_INPUT DATA_.
▶
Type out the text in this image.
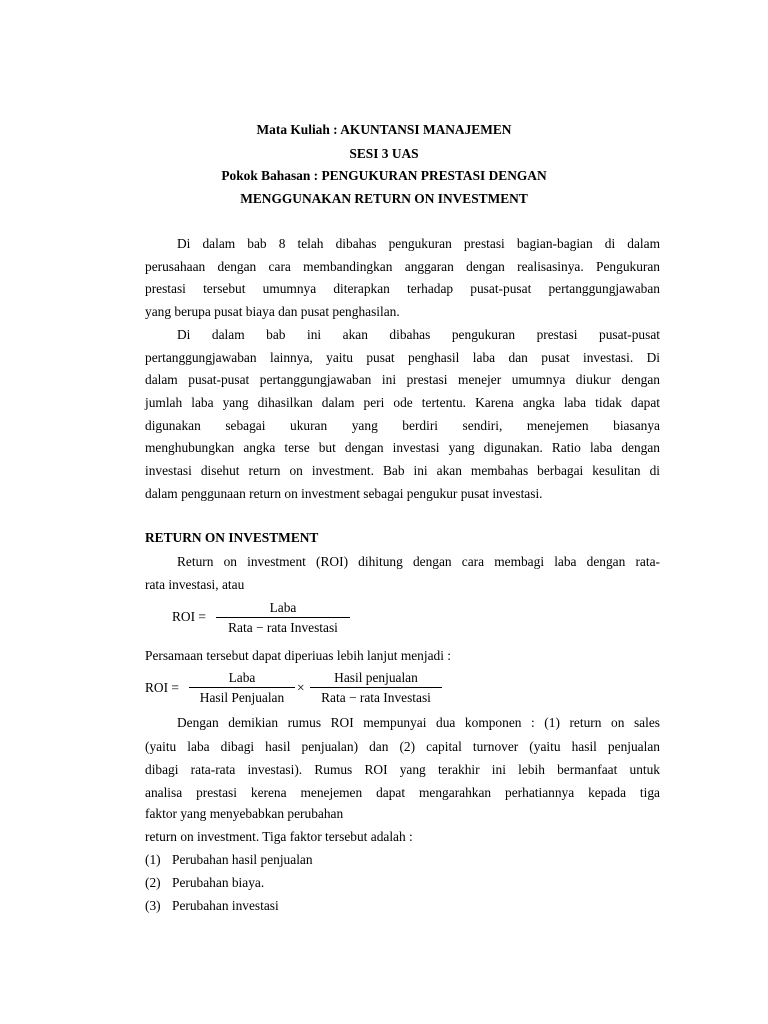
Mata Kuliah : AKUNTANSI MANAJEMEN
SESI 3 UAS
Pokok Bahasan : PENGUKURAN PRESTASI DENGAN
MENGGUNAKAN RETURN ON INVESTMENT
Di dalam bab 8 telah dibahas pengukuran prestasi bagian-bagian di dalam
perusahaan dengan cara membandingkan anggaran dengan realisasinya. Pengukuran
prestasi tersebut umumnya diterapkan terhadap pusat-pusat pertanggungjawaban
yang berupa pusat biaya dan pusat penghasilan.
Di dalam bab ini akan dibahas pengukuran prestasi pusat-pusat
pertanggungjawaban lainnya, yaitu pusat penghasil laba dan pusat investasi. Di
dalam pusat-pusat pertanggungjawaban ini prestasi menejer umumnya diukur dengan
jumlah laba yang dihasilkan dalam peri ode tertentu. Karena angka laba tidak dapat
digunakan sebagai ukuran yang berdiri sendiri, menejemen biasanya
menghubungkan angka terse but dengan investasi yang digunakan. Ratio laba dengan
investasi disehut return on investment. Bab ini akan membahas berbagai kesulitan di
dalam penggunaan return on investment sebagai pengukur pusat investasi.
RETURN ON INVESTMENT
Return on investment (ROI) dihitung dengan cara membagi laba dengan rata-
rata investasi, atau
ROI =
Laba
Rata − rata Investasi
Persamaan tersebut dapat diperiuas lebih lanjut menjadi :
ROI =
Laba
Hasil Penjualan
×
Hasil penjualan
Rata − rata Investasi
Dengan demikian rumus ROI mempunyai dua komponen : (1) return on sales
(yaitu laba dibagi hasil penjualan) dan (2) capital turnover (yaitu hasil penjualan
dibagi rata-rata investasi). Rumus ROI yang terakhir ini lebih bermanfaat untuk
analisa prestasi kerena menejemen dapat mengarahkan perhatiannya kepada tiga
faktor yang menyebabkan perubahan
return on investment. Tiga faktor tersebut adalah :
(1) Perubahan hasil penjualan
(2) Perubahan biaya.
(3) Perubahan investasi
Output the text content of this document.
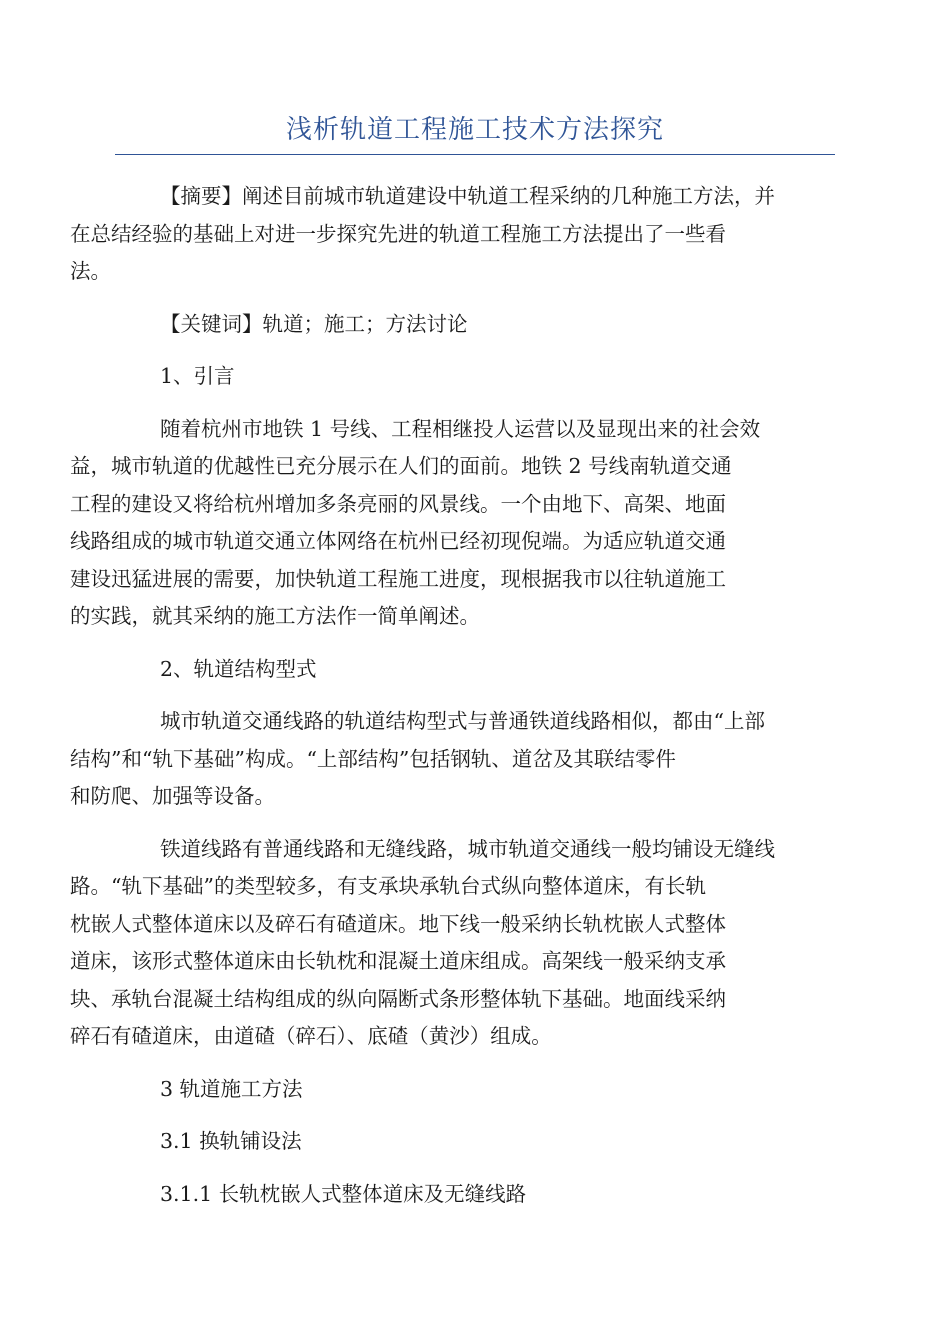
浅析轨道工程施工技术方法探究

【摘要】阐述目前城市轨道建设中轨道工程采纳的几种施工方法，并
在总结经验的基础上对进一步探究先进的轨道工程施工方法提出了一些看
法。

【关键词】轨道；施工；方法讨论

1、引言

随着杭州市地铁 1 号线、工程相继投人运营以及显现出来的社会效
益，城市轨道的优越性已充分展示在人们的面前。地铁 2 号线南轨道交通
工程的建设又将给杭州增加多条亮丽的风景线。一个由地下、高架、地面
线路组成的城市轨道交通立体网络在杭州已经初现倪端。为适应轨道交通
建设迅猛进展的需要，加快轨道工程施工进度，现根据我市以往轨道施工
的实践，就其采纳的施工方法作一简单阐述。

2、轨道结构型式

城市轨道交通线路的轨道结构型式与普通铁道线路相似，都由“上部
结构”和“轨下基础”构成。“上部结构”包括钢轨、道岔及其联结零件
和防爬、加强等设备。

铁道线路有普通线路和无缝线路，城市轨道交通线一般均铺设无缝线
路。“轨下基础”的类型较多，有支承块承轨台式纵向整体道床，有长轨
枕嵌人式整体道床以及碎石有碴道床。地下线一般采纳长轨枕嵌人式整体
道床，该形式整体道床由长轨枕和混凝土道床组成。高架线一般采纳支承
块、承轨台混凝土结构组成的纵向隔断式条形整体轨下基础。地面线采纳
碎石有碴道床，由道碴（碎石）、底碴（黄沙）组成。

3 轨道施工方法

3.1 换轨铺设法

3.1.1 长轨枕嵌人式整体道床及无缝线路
◀
_WHAT THE TASK REQUIRES_. Without the pictures, repeat exactly the lines running from the line containing "Output the text content of this document." through the end of the data, both ends included.

_PROBLEM SOLUTION_.
Output the text content of this document.
浅析轨道工程施工技术方法探究

【摘要】阐述目前城市轨道建设中轨道工程采纳的几种施工方法，并
在总结经验的基础上对进一步探究先进的轨道工程施工方法提出了一些看
法。

【关键词】轨道；施工；方法讨论

1、引言

随着杭州市地铁 1 号线、工程相继投人运营以及显现出来的社会效
益，城市轨道的优越性已充分展示在人们的面前。地铁 2 号线南轨道交通
工程的建设又将给杭州增加多条亮丽的风景线。一个由地下、高架、地面
线路组成的城市轨道交通立体网络在杭州已经初现倪端。为适应轨道交通
建设迅猛进展的需要，加快轨道工程施工进度，现根据我市以往轨道施工
的实践，就其采纳的施工方法作一简单阐述。

2、轨道结构型式

城市轨道交通线路的轨道结构型式与普通铁道线路相似，都由“上部
结构”和“轨下基础”构成。“上部结构”包括钢轨、道岔及其联结零件
和防爬、加强等设备。

铁道线路有普通线路和无缝线路，城市轨道交通线一般均铺设无缝线
路。“轨下基础”的类型较多，有支承块承轨台式纵向整体道床，有长轨
枕嵌人式整体道床以及碎石有碴道床。地下线一般采纳长轨枕嵌人式整体
道床，该形式整体道床由长轨枕和混凝土道床组成。高架线一般采纳支承
块、承轨台混凝土结构组成的纵向隔断式条形整体轨下基础。地面线采纳
碎石有碴道床，由道碴（碎石）、底碴（黄沙）组成。

3 轨道施工方法

3.1 换轨铺设法

3.1.1 长轨枕嵌人式整体道床及无缝线路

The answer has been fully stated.